▶ _What you will do_: In the thread about the recursive graph query below, write out the passage starting with "insert into ownership (parent, child) values (1, 2);" and going on through "I'm using postgresql.", with no changes.

▶ _Passage to read_:
***

Visiting a directed graph as if it were an undirected one, using a recursive query
Asked Answered
H

1

12

I need your help about the visit of a directed graph stored in a database.

Consider the following directed graph

1->2 
2->1,3 
3->1

A table stores those relations:

create database test;
\c test;

create table ownership (
    parent bigint,
    child  bigint,
    primary key (parent, child)
);

insert into ownership (parent, child) values (1, 2);
insert into ownership (parent, child) values (2, 1);
insert into ownership (parent, child) values (2, 3);
insert into ownership (parent, child) values (3, 1);

I'd like to extract all the semi-connected edges (i.e. the connected edges ignoring the direction) of the graph reachable from a node. I.e., if I start from parent=1, I'd like to have the following output

1,2
2,1
2,3
3,1

I'm using postgresql.

I've modified the example on Postgres' manual which explains recursive queries, and I've adapted the join condition to go "up" and "down" (doing so I ignore the directions). My query is the following one:

\c test

WITH RECURSIVE graph(parent, child, path, depth, cycle) AS (
SELECT o.parent, o.child, ARRAY[ROW(o.parent, o.child)], 0, false
    from ownership o
    where o.parent = 1
UNION ALL
SELECT 
    o.parent, o.child,
    path||ROW(o.parent, o.child), 
    depth+1, 
    ROW(o.parent, o.child) = ANY(path)
    from 
        ownership o, graph g
    where 
        (g.parent = o.child or g.child = o.parent) 
        and not cycle

)
select  g.parent, g.child, g.path, g.cycle
from
    graph g

its output follows:

 parent | child |               path                | cycle 
--------+-------+-----------------------------------+-------
      1 |     2 | {"(1,2)"}                         | f
      2 |     1 | {"(1,2)","(2,1)"}                 | f
      2 |     3 | {"(1,2)","(2,3)"}                 | f
      3 |     1 | {"(1,2)","(3,1)"}                 | f
      1 |     2 | {"(1,2)","(2,1)","(1,2)"}         | t
      1 |     2 | {"(1,2)","(2,3)","(1,2)"}         | t
      3 |     1 | {"(1,2)","(2,3)","(3,1)"}         | f
      1 |     2 | {"(1,2)","(3,1)","(1,2)"}         | t
      2 |     3 | {"(1,2)","(3,1)","(2,3)"}         | f
      1 |     2 | {"(1,2)","(2,3)","(3,1)","(1,2)"} | t
      2 |     3 | {"(1,2)","(2,3)","(3,1)","(2,3)"} | t
      1 |     2 | {"(1,2)","(3,1)","(2,3)","(1,2)"} | t
      3 |     1 | {"(1,2)","(3,1)","(2,3)","(3,1)"} | t
(13 rows)

I have a problem: the query extracts the same edges many times, as they are reached through different paths, and I'd like to avoid this. If I modify the outer query into

select  distinct g.parent, g.child from graph

I have the desired result, but inefficiencies remain in the WITH query, as unneeded joins are done. So, is there a solution to extract the reachable edges of a graph in a db, starting from a given one, without using distinct?

I also have another problem (this one is solved, look at the bottom): as you can see from the output, cycles stop only when a node is reached for the second time. I.e. I have (1,2) (2,3) (1,2). I'd like to stop the cycle before cycling over that last node again, i.e. having (1,2) (2,3). I've tried to modify the where condition as follows

where
    (g.parent = o.child or g.child = o.parent)

***

▶ _Data supplied_:
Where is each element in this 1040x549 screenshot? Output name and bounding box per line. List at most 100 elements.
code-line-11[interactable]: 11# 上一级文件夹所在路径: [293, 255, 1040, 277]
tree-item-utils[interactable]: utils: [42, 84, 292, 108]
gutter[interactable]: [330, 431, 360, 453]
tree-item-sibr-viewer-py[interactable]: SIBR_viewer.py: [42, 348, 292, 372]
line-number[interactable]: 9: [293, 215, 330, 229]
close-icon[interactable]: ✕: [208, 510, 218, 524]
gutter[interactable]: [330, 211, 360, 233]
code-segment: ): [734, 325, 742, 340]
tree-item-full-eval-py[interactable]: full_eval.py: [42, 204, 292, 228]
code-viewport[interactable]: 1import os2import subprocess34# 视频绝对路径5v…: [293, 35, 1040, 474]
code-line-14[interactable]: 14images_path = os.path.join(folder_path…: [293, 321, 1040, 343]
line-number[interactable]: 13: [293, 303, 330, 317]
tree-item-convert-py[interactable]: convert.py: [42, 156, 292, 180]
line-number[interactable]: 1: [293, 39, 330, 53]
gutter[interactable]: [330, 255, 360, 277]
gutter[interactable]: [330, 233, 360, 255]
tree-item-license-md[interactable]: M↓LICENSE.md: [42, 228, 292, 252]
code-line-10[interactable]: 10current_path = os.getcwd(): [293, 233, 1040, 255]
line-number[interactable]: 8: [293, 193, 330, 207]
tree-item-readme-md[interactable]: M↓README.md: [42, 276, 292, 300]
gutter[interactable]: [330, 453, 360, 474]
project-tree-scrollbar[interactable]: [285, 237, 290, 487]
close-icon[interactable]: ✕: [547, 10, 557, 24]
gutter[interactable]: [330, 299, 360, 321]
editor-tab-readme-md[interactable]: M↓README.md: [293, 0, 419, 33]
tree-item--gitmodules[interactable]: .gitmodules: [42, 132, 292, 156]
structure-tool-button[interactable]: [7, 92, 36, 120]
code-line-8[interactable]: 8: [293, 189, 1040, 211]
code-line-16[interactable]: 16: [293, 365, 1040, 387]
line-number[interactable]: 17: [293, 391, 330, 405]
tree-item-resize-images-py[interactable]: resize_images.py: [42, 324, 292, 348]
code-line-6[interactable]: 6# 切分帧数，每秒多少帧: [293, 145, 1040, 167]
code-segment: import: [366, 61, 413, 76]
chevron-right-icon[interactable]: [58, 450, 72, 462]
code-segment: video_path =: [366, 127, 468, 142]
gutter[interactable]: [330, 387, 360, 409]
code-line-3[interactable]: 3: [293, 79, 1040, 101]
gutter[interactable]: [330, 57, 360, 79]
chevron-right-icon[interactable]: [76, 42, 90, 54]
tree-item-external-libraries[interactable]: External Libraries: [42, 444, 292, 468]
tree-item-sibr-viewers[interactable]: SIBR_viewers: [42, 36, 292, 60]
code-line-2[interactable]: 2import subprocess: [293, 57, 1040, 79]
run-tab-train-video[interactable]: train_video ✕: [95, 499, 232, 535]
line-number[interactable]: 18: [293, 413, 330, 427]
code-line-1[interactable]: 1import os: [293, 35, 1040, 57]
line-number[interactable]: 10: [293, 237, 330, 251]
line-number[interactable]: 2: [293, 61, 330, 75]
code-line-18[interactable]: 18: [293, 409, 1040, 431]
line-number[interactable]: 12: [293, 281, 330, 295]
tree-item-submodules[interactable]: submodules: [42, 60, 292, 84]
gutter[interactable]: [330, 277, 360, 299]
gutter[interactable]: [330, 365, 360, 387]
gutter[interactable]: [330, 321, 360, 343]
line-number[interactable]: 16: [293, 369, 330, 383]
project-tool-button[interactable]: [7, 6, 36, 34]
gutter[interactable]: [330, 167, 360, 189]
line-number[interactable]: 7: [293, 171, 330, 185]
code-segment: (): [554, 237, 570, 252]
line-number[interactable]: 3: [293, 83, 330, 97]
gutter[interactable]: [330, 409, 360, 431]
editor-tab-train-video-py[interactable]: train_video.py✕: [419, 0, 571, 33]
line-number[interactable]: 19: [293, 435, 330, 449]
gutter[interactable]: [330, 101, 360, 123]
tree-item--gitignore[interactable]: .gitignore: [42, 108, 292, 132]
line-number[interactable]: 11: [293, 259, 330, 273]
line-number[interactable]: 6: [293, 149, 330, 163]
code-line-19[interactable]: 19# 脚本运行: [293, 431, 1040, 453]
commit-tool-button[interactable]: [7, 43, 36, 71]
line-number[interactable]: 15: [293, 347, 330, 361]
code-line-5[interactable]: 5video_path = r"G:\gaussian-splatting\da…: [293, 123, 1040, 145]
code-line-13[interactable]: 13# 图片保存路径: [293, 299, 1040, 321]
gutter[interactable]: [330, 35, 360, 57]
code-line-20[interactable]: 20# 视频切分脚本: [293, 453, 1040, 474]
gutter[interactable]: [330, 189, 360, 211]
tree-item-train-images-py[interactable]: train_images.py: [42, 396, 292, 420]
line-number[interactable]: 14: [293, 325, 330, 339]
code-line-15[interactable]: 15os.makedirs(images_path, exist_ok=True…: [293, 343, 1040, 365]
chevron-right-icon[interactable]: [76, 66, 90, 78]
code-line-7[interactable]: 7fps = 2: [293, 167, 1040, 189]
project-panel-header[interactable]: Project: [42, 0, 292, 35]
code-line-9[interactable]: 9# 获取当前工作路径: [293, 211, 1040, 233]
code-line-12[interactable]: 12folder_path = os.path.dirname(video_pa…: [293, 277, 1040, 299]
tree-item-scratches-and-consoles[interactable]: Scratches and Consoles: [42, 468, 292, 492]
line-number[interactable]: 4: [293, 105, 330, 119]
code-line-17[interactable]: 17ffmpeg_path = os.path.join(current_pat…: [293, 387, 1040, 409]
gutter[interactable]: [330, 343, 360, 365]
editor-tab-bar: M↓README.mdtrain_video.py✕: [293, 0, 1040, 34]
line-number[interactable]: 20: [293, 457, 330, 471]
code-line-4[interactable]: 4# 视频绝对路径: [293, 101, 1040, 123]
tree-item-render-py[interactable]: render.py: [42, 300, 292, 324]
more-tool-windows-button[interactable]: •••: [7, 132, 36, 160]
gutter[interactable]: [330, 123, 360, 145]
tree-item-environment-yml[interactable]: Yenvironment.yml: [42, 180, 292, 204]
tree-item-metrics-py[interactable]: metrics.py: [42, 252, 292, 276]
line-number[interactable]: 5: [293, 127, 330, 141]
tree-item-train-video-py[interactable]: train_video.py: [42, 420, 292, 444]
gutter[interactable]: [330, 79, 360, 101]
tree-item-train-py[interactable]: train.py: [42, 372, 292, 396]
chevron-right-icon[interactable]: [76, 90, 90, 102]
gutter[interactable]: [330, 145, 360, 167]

***

▶ _Expected answer_:
insert into ownership (parent, child) values (1, 2);
insert into ownership (parent, child) values (2, 1);
insert into ownership (parent, child) values (2, 3);
insert into ownership (parent, child) values (3, 1);

I'd like to extract all the semi-connected edges (i.e. the connected edges ignoring the direction) of the graph reachable from a node. I.e., if I start from parent=1, I'd like to have the following output

1,2
2,1
2,3
3,1

I'm using postgresql.